-- STORED RECORDS --
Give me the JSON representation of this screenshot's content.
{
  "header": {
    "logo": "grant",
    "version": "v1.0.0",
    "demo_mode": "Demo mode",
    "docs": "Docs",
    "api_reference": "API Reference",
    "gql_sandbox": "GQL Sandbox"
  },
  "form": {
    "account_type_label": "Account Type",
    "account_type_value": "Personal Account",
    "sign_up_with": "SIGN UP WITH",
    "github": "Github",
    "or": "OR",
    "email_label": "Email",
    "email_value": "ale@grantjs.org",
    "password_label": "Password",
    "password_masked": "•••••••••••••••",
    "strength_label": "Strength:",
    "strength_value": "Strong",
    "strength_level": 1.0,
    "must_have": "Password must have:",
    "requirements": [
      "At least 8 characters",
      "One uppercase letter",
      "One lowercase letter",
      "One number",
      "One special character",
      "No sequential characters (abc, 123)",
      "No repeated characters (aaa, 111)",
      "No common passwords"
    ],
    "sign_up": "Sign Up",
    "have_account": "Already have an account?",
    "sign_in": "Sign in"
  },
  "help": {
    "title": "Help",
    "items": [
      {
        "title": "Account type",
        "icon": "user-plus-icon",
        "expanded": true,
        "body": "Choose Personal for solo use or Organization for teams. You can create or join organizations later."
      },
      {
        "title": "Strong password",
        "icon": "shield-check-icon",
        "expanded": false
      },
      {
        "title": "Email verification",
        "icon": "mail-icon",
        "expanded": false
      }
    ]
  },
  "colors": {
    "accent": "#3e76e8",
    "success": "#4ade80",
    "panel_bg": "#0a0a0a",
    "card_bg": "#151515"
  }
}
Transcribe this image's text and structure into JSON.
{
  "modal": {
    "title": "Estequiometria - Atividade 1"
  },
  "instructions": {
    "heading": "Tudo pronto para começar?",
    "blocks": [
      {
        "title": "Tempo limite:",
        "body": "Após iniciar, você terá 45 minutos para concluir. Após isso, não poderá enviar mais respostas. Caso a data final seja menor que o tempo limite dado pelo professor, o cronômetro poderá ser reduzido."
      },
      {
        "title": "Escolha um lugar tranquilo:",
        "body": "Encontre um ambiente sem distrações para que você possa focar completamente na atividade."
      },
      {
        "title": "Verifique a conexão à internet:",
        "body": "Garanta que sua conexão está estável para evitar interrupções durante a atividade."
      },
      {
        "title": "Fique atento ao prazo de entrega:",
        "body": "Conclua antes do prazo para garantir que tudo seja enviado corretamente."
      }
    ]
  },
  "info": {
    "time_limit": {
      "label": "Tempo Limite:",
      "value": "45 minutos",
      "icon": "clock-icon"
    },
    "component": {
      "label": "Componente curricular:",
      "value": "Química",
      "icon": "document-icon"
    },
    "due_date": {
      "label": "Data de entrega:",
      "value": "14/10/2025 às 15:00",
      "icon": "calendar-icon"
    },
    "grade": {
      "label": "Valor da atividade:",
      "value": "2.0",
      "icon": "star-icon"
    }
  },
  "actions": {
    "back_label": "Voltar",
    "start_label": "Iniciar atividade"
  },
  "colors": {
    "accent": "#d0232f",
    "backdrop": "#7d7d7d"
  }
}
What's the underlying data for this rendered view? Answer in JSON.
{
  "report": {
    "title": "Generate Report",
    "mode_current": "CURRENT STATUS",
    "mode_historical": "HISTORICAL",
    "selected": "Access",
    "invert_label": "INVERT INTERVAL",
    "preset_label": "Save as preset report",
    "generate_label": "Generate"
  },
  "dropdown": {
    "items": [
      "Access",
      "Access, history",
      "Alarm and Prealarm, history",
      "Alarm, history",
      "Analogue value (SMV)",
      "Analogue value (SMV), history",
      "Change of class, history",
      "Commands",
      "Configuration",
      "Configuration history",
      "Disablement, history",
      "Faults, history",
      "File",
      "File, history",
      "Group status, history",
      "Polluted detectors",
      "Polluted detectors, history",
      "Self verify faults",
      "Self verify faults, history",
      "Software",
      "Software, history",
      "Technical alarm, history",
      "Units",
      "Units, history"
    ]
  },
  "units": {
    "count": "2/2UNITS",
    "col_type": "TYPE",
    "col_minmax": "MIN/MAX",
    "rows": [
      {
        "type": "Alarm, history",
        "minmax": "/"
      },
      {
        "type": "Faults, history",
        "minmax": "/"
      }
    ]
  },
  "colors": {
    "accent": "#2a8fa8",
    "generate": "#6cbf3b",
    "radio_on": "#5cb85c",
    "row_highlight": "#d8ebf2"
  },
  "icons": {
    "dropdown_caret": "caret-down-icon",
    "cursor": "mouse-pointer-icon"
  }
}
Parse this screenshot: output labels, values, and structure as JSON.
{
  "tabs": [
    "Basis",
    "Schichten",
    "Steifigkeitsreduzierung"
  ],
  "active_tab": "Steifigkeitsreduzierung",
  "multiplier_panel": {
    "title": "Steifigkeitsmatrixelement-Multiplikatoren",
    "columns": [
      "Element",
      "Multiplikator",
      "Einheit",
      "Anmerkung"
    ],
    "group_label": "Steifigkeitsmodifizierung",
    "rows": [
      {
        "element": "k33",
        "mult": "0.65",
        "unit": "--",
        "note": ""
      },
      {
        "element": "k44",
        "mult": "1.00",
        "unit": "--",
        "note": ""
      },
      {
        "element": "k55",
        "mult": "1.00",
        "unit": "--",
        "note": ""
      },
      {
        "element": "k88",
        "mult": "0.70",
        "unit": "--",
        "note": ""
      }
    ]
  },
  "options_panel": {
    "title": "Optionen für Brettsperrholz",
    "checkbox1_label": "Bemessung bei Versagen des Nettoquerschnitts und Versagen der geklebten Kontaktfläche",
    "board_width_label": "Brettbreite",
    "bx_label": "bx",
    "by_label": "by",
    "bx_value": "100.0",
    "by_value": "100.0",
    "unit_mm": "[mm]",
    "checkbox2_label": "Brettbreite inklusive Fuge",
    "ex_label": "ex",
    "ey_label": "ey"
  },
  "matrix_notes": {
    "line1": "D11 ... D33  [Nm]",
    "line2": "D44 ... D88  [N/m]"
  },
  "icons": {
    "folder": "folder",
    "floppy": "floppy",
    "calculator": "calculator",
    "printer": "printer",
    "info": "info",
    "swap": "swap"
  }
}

-- INSTRUCTIONS TO FOLLOW --
Find the string "Analogue" in the records, then copy each line where it occurs.

-- OUTPUT --
      "Analogue value (SMV)",
      "Analogue value (SMV), history",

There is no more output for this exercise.